Stated exercise: Give an exact transcription of every line, dropping the images.
* Start Record excerpts *
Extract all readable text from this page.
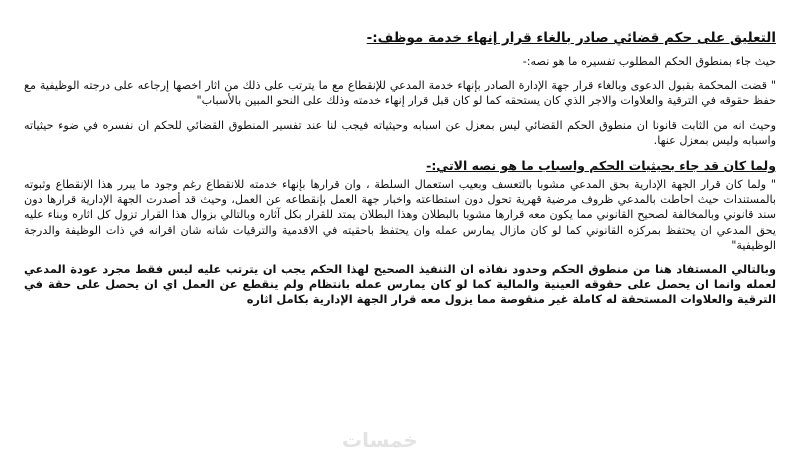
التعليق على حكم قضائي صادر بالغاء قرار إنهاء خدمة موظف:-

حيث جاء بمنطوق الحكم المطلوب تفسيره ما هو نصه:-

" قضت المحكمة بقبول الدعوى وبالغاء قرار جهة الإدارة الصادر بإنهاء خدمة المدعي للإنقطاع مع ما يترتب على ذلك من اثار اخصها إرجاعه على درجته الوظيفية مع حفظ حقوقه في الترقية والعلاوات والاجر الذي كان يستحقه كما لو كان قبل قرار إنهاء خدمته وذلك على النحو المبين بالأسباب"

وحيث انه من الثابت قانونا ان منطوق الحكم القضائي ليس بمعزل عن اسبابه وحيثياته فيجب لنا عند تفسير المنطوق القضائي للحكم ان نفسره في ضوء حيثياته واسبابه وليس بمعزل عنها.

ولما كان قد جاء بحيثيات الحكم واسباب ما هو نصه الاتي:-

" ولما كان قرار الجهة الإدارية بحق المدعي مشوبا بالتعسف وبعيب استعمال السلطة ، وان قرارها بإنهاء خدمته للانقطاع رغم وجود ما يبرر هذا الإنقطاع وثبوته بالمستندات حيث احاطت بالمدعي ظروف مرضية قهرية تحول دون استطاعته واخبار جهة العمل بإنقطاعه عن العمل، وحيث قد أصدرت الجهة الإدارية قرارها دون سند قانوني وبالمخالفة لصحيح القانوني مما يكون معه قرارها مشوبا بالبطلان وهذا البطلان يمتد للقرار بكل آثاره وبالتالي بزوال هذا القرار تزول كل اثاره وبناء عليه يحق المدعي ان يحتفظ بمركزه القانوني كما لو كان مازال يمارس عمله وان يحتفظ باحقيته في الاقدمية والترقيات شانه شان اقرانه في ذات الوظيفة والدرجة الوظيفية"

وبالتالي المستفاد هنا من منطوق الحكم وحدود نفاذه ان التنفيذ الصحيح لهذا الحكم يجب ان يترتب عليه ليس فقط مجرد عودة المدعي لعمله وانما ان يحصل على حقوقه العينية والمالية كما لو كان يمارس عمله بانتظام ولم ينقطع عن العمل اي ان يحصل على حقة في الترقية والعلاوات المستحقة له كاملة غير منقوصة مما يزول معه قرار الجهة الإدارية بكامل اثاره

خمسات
* End Record excerpts *
Written response:
Extract all readable text from this page.
التعليق على حكم قضائي صادر بالغاء قرار إنهاء خدمة موظف:-

حيث جاء بمنطوق الحكم المطلوب تفسيره ما هو نصه:-

" قضت المحكمة بقبول الدعوى وبالغاء قرار جهة الإدارة الصادر بإنهاء خدمة المدعي للإنقطاع مع ما يترتب على ذلك من اثار اخصها إرجاعه على درجته الوظيفية مع حفظ حقوقه في الترقية والعلاوات والاجر الذي كان يستحقه كما لو كان قبل قرار إنهاء خدمته وذلك على النحو المبين بالأسباب"

وحيث انه من الثابت قانونا ان منطوق الحكم القضائي ليس بمعزل عن اسبابه وحيثياته فيجب لنا عند تفسير المنطوق القضائي للحكم ان نفسره في ضوء حيثياته واسبابه وليس بمعزل عنها.

ولما كان قد جاء بحيثيات الحكم واسباب ما هو نصه الاتي:-

" ولما كان قرار الجهة الإدارية بحق المدعي مشوبا بالتعسف وبعيب استعمال السلطة ، وان قرارها بإنهاء خدمته للانقطاع رغم وجود ما يبرر هذا الإنقطاع وثبوته بالمستندات حيث احاطت بالمدعي ظروف مرضية قهرية تحول دون استطاعته واخبار جهة العمل بإنقطاعه عن العمل، وحيث قد أصدرت الجهة الإدارية قرارها دون سند قانوني وبالمخالفة لصحيح القانوني مما يكون معه قرارها مشوبا بالبطلان وهذا البطلان يمتد للقرار بكل آثاره وبالتالي بزوال هذا القرار تزول كل اثاره وبناء عليه يحق المدعي ان يحتفظ بمركزه القانوني كما لو كان مازال يمارس عمله وان يحتفظ باحقيته في الاقدمية والترقيات شانه شان اقرانه في ذات الوظيفة والدرجة الوظيفية"

وبالتالي المستفاد هنا من منطوق الحكم وحدود نفاذه ان التنفيذ الصحيح لهذا الحكم يجب ان يترتب عليه ليس فقط مجرد عودة المدعي لعمله وانما ان يحصل على حقوقه العينية والمالية كما لو كان يمارس عمله بانتظام ولم ينقطع عن العمل اي ان يحصل على حقة في الترقية والعلاوات المستحقة له كاملة غير منقوصة مما يزول معه قرار الجهة الإدارية بكامل اثاره

خمسات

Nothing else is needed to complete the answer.